_Directions for this task_. List all lines of the data containing the word "pensum".

_Data in this exercise_.
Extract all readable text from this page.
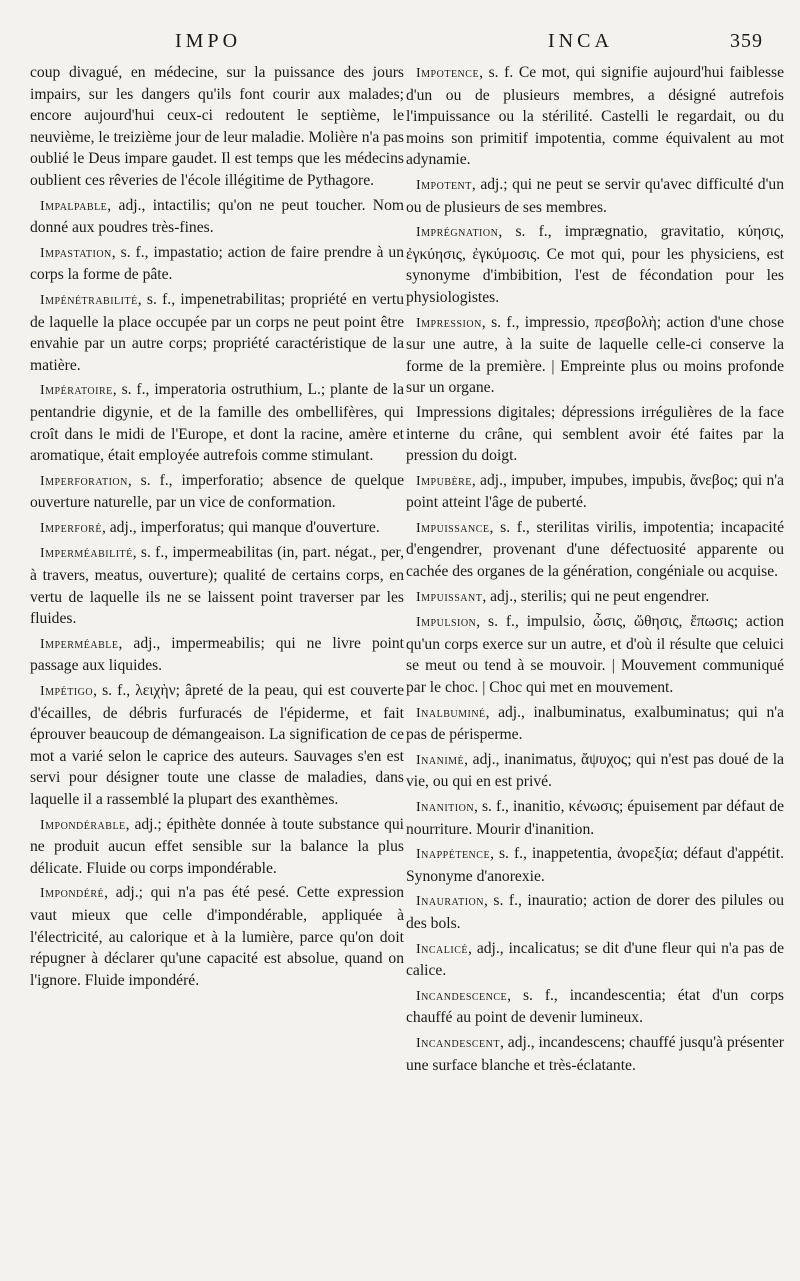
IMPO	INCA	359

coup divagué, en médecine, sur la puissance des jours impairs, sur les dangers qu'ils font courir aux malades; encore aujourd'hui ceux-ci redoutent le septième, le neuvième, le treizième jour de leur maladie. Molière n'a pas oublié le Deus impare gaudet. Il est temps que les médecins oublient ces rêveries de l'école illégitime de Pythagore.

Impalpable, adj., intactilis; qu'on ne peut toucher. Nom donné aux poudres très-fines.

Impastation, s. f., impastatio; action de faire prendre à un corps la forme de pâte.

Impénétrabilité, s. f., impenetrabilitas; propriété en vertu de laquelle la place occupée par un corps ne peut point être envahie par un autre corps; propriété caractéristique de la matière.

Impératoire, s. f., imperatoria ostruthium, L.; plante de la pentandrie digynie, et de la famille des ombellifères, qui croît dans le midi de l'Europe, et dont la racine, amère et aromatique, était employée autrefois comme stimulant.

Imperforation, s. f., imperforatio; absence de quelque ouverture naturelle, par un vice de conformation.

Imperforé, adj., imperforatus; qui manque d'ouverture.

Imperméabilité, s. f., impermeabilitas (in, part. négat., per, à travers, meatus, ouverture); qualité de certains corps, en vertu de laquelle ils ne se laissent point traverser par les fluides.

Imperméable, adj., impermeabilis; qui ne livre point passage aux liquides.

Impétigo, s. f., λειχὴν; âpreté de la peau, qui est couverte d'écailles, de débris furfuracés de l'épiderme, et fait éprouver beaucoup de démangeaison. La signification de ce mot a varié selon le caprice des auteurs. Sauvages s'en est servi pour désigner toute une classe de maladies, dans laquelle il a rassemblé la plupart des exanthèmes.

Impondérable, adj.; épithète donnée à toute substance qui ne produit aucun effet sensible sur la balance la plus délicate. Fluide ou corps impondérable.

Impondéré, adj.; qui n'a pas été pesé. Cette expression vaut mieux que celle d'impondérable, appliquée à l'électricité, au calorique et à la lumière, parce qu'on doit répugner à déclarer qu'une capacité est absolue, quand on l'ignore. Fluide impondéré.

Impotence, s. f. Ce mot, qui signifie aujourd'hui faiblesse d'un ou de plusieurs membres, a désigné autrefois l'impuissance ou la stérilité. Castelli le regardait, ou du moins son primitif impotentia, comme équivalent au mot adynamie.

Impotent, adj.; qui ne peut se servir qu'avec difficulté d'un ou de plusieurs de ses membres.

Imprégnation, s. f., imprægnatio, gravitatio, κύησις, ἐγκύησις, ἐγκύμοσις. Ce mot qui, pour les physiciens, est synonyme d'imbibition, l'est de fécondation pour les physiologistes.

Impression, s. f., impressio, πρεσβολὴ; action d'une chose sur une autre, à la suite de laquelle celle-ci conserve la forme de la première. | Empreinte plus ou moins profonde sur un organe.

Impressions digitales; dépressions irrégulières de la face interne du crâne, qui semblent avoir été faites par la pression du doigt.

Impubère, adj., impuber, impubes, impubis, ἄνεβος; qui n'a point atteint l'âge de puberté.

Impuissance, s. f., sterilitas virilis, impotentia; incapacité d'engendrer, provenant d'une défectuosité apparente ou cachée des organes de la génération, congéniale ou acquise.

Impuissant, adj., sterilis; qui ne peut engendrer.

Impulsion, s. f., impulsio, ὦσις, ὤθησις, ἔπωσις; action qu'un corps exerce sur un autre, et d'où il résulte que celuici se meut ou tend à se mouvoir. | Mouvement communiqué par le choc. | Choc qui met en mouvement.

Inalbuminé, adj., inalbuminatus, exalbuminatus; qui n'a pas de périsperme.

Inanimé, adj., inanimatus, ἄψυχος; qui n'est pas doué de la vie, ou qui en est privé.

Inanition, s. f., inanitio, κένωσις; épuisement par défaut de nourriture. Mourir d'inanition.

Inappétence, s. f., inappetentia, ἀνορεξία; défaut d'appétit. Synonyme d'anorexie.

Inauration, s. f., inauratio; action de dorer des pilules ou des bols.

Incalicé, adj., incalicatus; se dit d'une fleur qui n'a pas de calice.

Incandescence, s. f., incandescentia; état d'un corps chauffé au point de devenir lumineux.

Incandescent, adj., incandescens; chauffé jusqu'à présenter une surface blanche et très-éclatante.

---

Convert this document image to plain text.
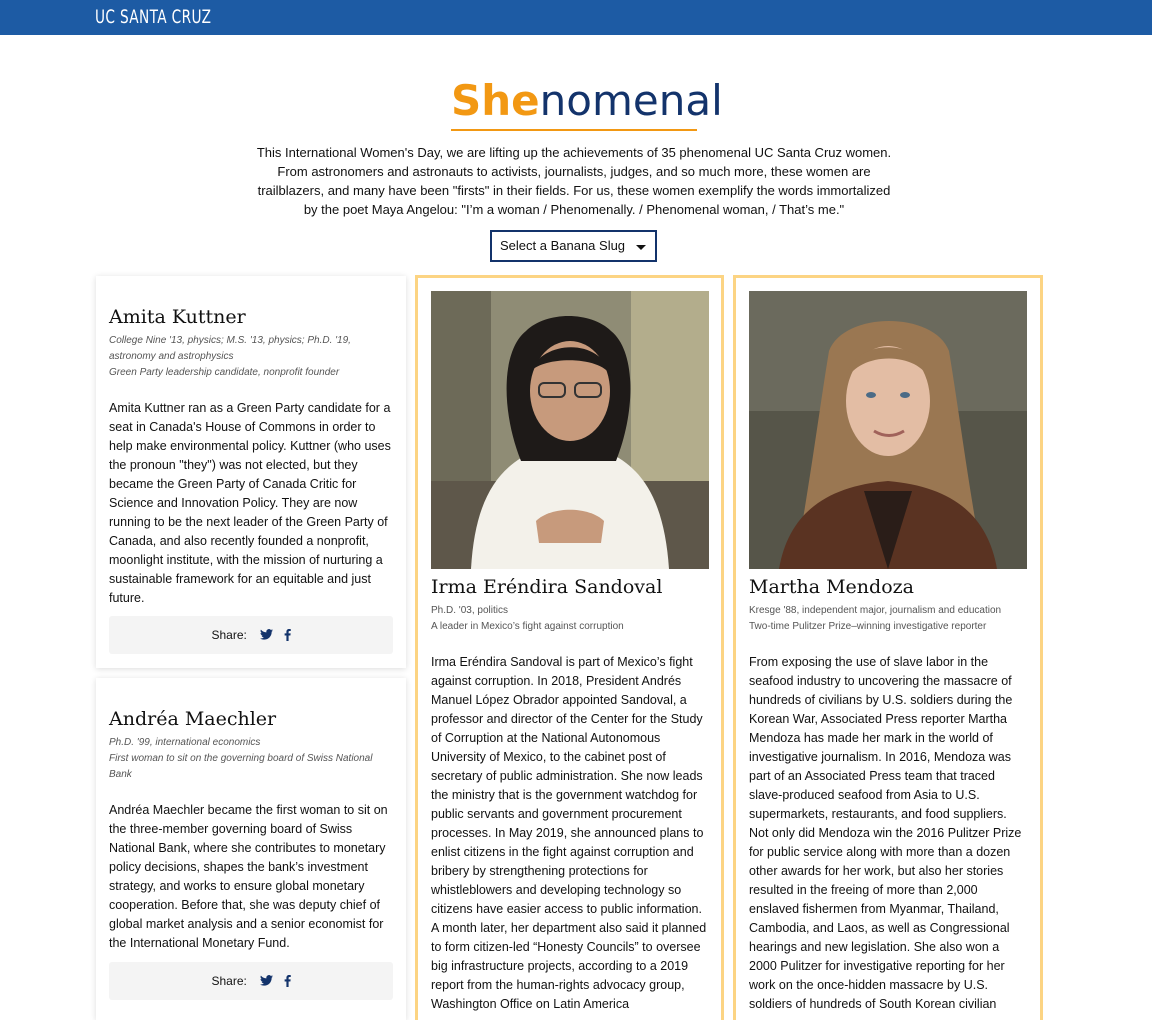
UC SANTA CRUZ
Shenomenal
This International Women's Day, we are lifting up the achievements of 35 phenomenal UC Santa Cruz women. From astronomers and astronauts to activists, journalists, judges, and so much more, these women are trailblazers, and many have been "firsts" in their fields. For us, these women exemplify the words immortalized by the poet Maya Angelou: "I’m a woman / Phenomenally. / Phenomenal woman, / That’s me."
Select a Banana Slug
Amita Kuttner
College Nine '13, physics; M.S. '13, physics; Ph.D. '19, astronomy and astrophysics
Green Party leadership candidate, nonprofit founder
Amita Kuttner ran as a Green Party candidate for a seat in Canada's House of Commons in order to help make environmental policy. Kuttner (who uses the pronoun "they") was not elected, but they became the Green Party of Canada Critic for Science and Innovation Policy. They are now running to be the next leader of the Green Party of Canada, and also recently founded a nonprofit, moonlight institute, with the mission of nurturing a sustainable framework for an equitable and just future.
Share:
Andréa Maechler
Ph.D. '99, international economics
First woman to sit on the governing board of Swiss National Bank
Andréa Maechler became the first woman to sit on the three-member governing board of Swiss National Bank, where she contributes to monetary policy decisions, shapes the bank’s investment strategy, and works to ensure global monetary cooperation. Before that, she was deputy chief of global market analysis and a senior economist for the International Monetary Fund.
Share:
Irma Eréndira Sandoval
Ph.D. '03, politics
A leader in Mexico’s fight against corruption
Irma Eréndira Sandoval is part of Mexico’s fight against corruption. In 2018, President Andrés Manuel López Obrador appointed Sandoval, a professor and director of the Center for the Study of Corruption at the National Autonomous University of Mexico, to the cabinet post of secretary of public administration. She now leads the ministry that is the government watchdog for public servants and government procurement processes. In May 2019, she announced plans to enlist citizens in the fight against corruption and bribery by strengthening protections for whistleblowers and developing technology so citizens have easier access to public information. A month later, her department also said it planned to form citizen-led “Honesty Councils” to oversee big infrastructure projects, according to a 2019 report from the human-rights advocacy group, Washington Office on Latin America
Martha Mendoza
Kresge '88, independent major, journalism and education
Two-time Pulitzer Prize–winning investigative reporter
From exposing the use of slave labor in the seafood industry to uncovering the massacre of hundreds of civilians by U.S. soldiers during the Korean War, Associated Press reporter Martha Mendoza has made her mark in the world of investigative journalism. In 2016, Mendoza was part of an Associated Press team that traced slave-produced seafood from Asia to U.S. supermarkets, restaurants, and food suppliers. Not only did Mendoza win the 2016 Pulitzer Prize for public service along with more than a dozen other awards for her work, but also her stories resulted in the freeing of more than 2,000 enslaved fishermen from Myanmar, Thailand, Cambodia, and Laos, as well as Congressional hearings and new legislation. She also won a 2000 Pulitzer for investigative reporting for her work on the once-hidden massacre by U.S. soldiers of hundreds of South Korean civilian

...

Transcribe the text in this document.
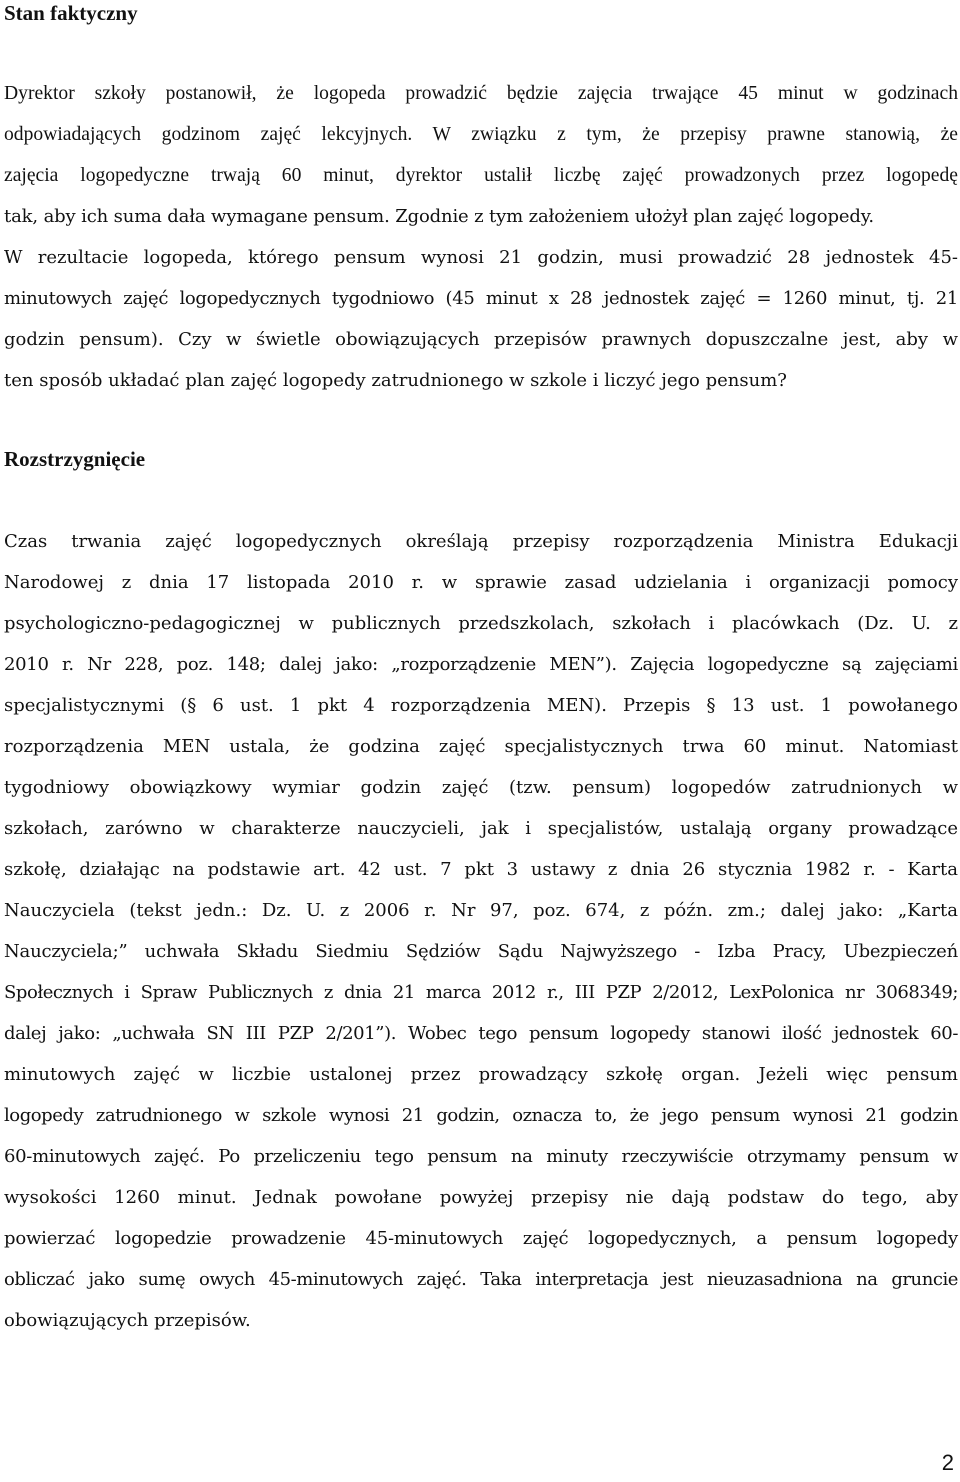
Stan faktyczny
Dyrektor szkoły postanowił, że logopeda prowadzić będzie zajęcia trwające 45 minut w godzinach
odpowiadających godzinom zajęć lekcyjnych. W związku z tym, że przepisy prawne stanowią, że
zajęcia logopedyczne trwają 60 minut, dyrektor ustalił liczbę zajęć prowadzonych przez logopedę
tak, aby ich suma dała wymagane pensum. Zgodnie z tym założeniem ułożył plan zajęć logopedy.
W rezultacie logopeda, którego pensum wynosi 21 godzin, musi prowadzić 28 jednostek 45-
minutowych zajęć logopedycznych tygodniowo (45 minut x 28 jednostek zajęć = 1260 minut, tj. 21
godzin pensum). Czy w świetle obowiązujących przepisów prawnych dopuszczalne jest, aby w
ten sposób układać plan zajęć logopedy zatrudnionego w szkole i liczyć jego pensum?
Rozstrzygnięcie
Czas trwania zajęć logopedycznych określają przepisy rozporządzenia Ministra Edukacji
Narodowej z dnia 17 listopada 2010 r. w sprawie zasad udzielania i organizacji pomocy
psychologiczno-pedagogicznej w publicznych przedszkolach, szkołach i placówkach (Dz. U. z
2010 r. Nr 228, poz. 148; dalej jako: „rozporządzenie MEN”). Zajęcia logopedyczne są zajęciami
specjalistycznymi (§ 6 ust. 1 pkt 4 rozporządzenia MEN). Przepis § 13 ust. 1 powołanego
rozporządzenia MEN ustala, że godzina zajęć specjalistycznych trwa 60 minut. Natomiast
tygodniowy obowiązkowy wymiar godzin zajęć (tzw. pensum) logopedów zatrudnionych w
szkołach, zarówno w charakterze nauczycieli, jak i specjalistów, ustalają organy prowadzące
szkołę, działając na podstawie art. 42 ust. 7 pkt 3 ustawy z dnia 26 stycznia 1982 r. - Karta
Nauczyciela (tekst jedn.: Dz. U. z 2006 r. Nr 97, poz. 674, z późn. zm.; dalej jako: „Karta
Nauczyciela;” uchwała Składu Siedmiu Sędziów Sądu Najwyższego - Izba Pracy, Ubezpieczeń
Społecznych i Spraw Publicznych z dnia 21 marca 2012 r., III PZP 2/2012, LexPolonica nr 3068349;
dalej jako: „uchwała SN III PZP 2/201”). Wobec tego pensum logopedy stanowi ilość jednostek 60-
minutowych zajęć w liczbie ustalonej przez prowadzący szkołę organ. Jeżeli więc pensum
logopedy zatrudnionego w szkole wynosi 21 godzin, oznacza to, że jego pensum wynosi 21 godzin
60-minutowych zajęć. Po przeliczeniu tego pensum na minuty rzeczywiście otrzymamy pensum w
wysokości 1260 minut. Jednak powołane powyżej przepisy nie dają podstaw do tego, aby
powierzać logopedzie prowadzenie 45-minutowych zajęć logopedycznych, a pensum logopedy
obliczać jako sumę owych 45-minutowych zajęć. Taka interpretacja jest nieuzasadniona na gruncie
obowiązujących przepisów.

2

_Task result_.
tak, aby ich suma dała wymagane pensum. Zgodnie z tym założeniem ułożył plan zajęć logopedy.
W rezultacie logopeda, którego pensum wynosi 21 godzin, musi prowadzić 28 jednostek 45-
godzin pensum). Czy w świetle obowiązujących przepisów prawnych dopuszczalne jest, aby w
ten sposób układać plan zajęć logopedy zatrudnionego w szkole i liczyć jego pensum?
tygodniowy obowiązkowy wymiar godzin zajęć (tzw. pensum) logopedów zatrudnionych w
dalej jako: „uchwała SN III PZP 2/201”). Wobec tego pensum logopedy stanowi ilość jednostek 60-
minutowych zajęć w liczbie ustalonej przez prowadzący szkołę organ. Jeżeli więc pensum
logopedy zatrudnionego w szkole wynosi 21 godzin, oznacza to, że jego pensum wynosi 21 godzin
60-minutowych zajęć. Po przeliczeniu tego pensum na minuty rzeczywiście otrzymamy pensum w
powierzać logopedzie prowadzenie 45-minutowych zajęć logopedycznych, a pensum logopedy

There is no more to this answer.